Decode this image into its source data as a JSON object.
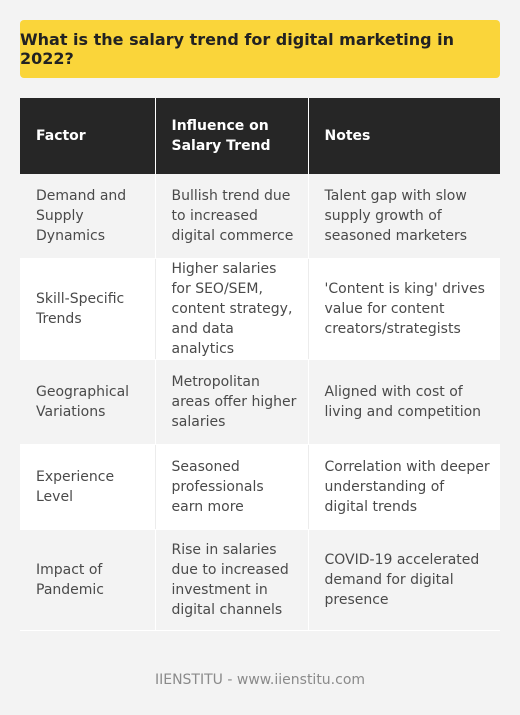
{
  "title": "What is the salary trend for digital marketing in 2022?",
  "table": {
    "headers": [
      "Factor",
      "Influence on Salary Trend",
      "Notes"
    ],
    "rows": [
      {
        "factor": "Demand and Supply Dynamics",
        "influence": "Bullish trend due to increased digital commerce",
        "notes": "Talent gap with slow supply growth of seasoned marketers"
      },
      {
        "factor": "Skill-Specific Trends",
        "influence": "Higher salaries for SEO/SEM, content strategy, and data analytics",
        "notes": "'Content is king' drives value for content creators/strategists"
      },
      {
        "factor": "Geographical Variations",
        "influence": "Metropolitan areas offer higher salaries",
        "notes": "Aligned with cost of living and competition"
      },
      {
        "factor": "Experience Level",
        "influence": "Seasoned professionals earn more",
        "notes": "Correlation with deeper understanding of digital trends"
      },
      {
        "factor": "Impact of Pandemic",
        "influence": "Rise in salaries due to increased investment in digital channels",
        "notes": "COVID-19 accelerated demand for digital presence"
      }
    ]
  },
  "footer": "IIENSTITU - www.iienstitu.com",
  "colors": {
    "banner": "#fad53a",
    "header_bg": "#262626",
    "header_text": "#ffffff",
    "row_alt": "#f3f3f3",
    "row": "#ffffff"
  }
}
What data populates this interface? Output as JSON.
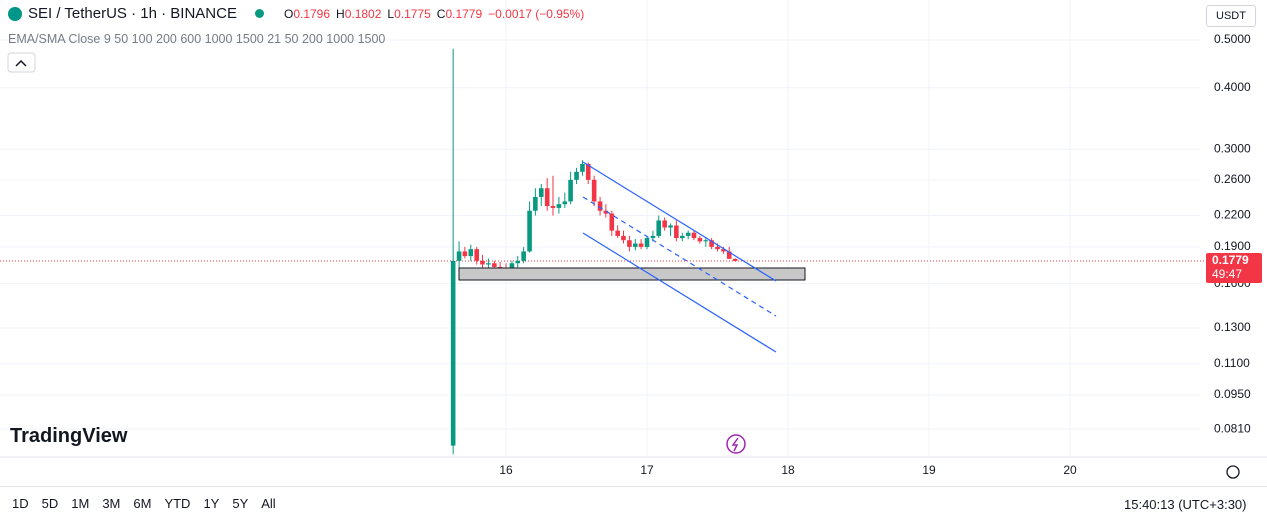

_ _ _

Set down all the entries exactly as they appear, but skip any pictures.

Decode this image into its source data as a JSON object.
{
  "title": "What is the salary trend for digital marketing in 2022?",
  "table": {
    "headers": [
      "Factor",
      "Influence on Salary Trend",
      "Notes"
    ],
    "rows": [
      {
        "factor": "Demand and Supply Dynamics",
        "influence": "Bullish trend due to increased digital commerce",
        "notes": "Talent gap with slow supply growth of seasoned marketers"
      },
      {
        "factor": "Skill-Specific Trends",
        "influence": "Higher salaries for SEO/SEM, content strategy, and data analytics",
        "notes": "'Content is king' drives value for content creators/strategists"
      },
      {
        "factor": "Geographical Variations",
        "influence": "Metropolitan areas offer higher salaries",
        "notes": "Aligned with cost of living and competition"
      },
      {
        "factor": "Experience Level",
        "influence": "Seasoned professionals earn more",
        "notes": "Correlation with deeper understanding of digital trends"
      },
      {
        "factor": "Impact of Pandemic",
        "influence": "Rise in salaries due to increased investment in digital channels",
        "notes": "COVID-19 accelerated demand for digital presence"
      }
    ]
  },
  "footer": "IIENSTITU - www.iienstitu.com",
  "colors": {
    "banner": "#fad53a",
    "header_bg": "#262626",
    "header_text": "#ffffff",
    "row_alt": "#f3f3f3",
    "row": "#ffffff"
  }
}
What data populates this interface? Output as JSON.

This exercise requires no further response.